Task goal: All of the records below should be output exactly.
──────────────────────────────
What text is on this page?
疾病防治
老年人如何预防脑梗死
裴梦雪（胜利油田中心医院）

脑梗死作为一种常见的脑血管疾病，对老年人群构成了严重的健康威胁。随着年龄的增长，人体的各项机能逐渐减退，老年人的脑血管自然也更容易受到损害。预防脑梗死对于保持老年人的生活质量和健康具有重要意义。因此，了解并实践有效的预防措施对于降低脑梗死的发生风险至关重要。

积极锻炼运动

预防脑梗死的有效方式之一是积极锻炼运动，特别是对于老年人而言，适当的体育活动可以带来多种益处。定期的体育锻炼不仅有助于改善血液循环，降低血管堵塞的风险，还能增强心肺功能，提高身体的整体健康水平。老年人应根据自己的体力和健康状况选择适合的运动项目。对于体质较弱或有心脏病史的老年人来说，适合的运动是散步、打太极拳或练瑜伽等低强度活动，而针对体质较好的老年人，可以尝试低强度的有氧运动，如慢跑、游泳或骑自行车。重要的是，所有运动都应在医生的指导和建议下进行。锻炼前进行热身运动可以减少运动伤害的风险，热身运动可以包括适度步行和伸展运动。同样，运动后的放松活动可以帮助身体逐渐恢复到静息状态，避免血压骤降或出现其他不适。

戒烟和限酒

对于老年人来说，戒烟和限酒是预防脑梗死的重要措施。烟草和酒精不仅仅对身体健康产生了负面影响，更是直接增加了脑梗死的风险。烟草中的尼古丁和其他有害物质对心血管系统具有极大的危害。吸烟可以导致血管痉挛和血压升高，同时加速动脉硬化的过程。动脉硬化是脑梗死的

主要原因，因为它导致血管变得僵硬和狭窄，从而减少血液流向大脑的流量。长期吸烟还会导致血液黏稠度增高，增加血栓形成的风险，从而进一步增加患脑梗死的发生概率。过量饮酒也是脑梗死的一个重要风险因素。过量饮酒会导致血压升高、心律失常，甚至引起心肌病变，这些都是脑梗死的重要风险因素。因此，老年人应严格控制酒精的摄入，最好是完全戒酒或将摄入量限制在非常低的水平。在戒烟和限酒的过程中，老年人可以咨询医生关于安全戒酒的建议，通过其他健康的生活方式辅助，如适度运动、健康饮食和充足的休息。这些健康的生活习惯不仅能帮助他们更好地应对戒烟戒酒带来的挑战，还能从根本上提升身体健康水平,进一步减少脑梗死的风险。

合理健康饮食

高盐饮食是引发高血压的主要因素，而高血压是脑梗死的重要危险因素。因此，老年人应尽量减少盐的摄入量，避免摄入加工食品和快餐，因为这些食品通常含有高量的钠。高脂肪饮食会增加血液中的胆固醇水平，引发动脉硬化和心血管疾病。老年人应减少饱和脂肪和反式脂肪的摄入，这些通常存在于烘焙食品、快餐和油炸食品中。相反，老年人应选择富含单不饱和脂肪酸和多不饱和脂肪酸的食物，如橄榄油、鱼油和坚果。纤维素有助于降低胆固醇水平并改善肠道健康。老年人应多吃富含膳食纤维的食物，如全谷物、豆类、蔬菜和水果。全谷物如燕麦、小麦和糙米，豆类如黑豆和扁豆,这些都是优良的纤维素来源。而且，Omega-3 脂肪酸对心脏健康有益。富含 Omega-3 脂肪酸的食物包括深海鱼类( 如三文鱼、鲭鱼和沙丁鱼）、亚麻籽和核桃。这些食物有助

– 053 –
──────────────────────────────
Response to the task:
What text is on this page?
疾病防治
老年人如何预防脑梗死
裴梦雪（胜利油田中心医院）

脑梗死作为一种常见的脑血管疾病，对老年人群构成了严重的健康威胁。随着年龄的增长，人体的各项机能逐渐减退，老年人的脑血管自然也更容易受到损害。预防脑梗死对于保持老年人的生活质量和健康具有重要意义。因此，了解并实践有效的预防措施对于降低脑梗死的发生风险至关重要。

积极锻炼运动

预防脑梗死的有效方式之一是积极锻炼运动，特别是对于老年人而言，适当的体育活动可以带来多种益处。定期的体育锻炼不仅有助于改善血液循环，降低血管堵塞的风险，还能增强心肺功能，提高身体的整体健康水平。老年人应根据自己的体力和健康状况选择适合的运动项目。对于体质较弱或有心脏病史的老年人来说，适合的运动是散步、打太极拳或练瑜伽等低强度活动，而针对体质较好的老年人，可以尝试低强度的有氧运动，如慢跑、游泳或骑自行车。重要的是，所有运动都应在医生的指导和建议下进行。锻炼前进行热身运动可以减少运动伤害的风险，热身运动可以包括适度步行和伸展运动。同样，运动后的放松活动可以帮助身体逐渐恢复到静息状态，避免血压骤降或出现其他不适。

戒烟和限酒

对于老年人来说，戒烟和限酒是预防脑梗死的重要措施。烟草和酒精不仅仅对身体健康产生了负面影响，更是直接增加了脑梗死的风险。烟草中的尼古丁和其他有害物质对心血管系统具有极大的危害。吸烟可以导致血管痉挛和血压升高，同时加速动脉硬化的过程。动脉硬化是脑梗死的

主要原因，因为它导致血管变得僵硬和狭窄，从而减少血液流向大脑的流量。长期吸烟还会导致血液黏稠度增高，增加血栓形成的风险，从而进一步增加患脑梗死的发生概率。过量饮酒也是脑梗死的一个重要风险因素。过量饮酒会导致血压升高、心律失常，甚至引起心肌病变，这些都是脑梗死的重要风险因素。因此，老年人应严格控制酒精的摄入，最好是完全戒酒或将摄入量限制在非常低的水平。在戒烟和限酒的过程中，老年人可以咨询医生关于安全戒酒的建议，通过其他健康的生活方式辅助，如适度运动、健康饮食和充足的休息。这些健康的生活习惯不仅能帮助他们更好地应对戒烟戒酒带来的挑战，还能从根本上提升身体健康水平,进一步减少脑梗死的风险。

合理健康饮食

高盐饮食是引发高血压的主要因素，而高血压是脑梗死的重要危险因素。因此，老年人应尽量减少盐的摄入量，避免摄入加工食品和快餐，因为这些食品通常含有高量的钠。高脂肪饮食会增加血液中的胆固醇水平，引发动脉硬化和心血管疾病。老年人应减少饱和脂肪和反式脂肪的摄入，这些通常存在于烘焙食品、快餐和油炸食品中。相反，老年人应选择富含单不饱和脂肪酸和多不饱和脂肪酸的食物，如橄榄油、鱼油和坚果。纤维素有助于降低胆固醇水平并改善肠道健康。老年人应多吃富含膳食纤维的食物，如全谷物、豆类、蔬菜和水果。全谷物如燕麦、小麦和糙米，豆类如黑豆和扁豆,这些都是优良的纤维素来源。而且，Omega-3 脂肪酸对心脏健康有益。富含 Omega-3 脂肪酸的食物包括深海鱼类( 如三文鱼、鲭鱼和沙丁鱼）、亚麻籽和核桃。这些食物有助

– 053 –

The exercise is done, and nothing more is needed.